§ Request: Rewrite the rows starting at the first one and ending at the row that contains "section-paragraph xyxy=(180,1188,338,1260)", with "divider" replaced by "separator" and nothing else changed.

** START OF Extracted material **

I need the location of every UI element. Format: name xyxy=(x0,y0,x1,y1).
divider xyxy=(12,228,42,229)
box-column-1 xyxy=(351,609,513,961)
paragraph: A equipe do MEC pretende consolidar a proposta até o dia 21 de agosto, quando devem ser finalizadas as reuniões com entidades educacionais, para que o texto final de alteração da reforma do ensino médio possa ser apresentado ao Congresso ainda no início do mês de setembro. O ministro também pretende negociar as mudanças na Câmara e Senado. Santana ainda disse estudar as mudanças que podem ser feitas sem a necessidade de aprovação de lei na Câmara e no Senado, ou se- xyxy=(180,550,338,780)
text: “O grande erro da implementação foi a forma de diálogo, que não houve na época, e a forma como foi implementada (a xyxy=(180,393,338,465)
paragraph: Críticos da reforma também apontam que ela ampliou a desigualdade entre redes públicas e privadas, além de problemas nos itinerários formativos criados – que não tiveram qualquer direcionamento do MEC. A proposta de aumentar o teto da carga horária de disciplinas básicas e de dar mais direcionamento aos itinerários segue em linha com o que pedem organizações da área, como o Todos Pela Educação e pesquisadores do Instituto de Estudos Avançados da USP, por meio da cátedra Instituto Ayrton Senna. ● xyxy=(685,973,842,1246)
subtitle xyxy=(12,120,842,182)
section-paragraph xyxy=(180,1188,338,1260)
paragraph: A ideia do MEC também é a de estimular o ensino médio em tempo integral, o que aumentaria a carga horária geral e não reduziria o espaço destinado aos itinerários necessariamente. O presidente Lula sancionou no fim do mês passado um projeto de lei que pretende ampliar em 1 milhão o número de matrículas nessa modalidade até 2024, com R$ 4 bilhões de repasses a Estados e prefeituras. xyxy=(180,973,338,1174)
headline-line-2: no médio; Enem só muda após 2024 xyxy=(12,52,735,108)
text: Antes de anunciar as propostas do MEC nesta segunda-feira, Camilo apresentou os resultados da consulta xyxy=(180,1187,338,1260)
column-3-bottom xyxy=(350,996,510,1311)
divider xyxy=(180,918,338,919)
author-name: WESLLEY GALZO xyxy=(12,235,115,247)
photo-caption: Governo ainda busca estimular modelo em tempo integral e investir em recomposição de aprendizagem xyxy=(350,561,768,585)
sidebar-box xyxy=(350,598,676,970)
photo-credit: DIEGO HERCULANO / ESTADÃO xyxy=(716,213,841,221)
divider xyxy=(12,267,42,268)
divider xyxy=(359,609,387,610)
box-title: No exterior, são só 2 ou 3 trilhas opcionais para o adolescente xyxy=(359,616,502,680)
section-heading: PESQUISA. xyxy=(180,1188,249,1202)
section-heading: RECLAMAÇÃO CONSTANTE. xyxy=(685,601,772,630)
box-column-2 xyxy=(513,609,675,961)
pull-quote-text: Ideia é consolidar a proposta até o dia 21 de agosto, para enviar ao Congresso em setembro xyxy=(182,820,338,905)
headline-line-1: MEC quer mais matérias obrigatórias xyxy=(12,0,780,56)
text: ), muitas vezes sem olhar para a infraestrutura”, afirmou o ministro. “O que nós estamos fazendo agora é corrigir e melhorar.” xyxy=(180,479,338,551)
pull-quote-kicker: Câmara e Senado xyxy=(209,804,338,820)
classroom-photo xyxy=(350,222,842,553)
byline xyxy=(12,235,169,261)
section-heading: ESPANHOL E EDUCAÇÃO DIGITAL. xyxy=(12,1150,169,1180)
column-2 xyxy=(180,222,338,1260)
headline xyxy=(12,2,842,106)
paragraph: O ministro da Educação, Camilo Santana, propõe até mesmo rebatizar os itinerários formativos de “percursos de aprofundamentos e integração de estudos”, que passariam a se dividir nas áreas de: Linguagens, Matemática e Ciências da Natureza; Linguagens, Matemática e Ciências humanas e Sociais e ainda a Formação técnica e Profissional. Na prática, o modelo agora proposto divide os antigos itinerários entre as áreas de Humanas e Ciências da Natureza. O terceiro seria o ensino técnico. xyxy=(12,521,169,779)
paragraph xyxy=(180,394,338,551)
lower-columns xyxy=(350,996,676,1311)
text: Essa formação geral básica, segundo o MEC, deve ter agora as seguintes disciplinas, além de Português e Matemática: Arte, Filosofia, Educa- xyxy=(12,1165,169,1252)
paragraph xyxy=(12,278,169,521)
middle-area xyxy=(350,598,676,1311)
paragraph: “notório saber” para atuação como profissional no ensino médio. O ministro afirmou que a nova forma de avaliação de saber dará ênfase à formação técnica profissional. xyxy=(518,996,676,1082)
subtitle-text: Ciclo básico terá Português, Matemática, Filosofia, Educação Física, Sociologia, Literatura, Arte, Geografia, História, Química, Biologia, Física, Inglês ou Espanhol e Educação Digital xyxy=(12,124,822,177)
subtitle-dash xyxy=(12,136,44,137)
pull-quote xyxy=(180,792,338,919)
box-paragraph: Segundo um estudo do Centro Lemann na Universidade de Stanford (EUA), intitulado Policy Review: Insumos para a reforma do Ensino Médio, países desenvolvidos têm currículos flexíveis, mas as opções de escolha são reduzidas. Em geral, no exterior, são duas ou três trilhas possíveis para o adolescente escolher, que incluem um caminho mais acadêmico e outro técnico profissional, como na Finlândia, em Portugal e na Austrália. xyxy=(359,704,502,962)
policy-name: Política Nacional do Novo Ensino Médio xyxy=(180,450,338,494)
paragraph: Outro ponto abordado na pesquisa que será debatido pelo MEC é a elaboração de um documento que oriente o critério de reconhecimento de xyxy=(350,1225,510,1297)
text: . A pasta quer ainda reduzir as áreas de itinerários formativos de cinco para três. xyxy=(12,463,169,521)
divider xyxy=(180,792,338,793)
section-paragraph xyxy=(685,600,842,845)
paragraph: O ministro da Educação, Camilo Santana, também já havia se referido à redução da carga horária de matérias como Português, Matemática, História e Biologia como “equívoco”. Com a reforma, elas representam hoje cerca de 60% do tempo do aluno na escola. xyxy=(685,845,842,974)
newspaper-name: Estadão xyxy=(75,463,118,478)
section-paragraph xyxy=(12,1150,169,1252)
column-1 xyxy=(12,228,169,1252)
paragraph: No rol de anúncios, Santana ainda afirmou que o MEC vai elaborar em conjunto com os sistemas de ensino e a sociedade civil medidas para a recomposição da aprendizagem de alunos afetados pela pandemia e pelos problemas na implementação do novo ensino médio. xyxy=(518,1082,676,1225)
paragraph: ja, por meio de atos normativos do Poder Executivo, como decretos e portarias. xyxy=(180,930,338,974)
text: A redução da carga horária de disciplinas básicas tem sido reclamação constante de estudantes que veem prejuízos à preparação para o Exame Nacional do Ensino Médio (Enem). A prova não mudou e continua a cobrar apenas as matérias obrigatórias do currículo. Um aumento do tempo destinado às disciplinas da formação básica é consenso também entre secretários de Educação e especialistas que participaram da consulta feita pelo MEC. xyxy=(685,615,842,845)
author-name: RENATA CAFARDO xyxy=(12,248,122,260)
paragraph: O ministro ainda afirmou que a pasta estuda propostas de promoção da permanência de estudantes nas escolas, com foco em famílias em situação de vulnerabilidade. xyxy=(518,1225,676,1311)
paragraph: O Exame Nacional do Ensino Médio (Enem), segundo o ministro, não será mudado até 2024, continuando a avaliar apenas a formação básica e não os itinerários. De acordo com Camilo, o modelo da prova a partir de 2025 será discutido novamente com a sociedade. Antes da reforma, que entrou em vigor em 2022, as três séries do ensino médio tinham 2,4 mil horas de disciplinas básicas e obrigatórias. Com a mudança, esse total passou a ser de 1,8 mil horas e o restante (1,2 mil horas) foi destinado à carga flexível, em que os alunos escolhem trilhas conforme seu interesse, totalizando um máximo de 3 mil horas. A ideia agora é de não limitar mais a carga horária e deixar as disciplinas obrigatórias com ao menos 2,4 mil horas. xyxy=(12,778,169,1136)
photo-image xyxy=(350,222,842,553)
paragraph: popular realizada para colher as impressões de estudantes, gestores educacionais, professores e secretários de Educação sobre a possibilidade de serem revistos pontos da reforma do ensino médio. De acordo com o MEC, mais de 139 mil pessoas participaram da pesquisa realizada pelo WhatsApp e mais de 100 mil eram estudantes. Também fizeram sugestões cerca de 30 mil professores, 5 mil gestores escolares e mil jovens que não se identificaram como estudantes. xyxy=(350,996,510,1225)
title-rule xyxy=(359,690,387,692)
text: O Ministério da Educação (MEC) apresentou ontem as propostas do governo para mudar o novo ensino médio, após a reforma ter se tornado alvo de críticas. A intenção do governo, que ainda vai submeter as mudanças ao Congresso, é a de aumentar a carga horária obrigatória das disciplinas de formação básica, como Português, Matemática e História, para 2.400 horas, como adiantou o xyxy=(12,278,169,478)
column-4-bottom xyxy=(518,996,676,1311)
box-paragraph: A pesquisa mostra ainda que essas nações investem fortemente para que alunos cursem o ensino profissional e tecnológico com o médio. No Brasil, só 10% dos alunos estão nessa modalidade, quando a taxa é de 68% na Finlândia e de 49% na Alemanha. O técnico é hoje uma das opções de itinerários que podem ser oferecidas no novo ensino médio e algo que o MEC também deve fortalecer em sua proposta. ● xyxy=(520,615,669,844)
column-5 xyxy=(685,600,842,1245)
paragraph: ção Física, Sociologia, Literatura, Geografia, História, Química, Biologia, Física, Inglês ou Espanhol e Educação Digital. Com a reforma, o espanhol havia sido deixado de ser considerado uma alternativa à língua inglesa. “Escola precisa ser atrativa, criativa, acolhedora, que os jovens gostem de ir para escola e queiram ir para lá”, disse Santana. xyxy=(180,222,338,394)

** END OF Extracted material **

§ Full solution:
I need the location of every UI element. Format: name xyxy=(x0,y0,x1,y1).
separator xyxy=(12,228,42,229)
box-column-1 xyxy=(351,609,513,961)
paragraph: A equipe do MEC pretende consolidar a proposta até o dia 21 de agosto, quando devem ser finalizadas as reuniões com entidades educacionais, para que o texto final de alteração da reforma do ensino médio possa ser apresentado ao Congresso ainda no início do mês de setembro. O ministro também pretende negociar as mudanças na Câmara e Senado. Santana ainda disse estudar as mudanças que podem ser feitas sem a necessidade de aprovação de lei na Câmara e no Senado, ou se- xyxy=(180,550,338,780)
text: “O grande erro da implementação foi a forma de diálogo, que não houve na época, e a forma como foi implementada (a xyxy=(180,393,338,465)
paragraph: Críticos da reforma também apontam que ela ampliou a desigualdade entre redes públicas e privadas, além de problemas nos itinerários formativos criados – que não tiveram qualquer direcionamento do MEC. A proposta de aumentar o teto da carga horária de disciplinas básicas e de dar mais direcionamento aos itinerários segue em linha com o que pedem organizações da área, como o Todos Pela Educação e pesquisadores do Instituto de Estudos Avançados da USP, por meio da cátedra Instituto Ayrton Senna. ● xyxy=(685,973,842,1246)
subtitle xyxy=(12,120,842,182)
section-paragraph xyxy=(180,1188,338,1260)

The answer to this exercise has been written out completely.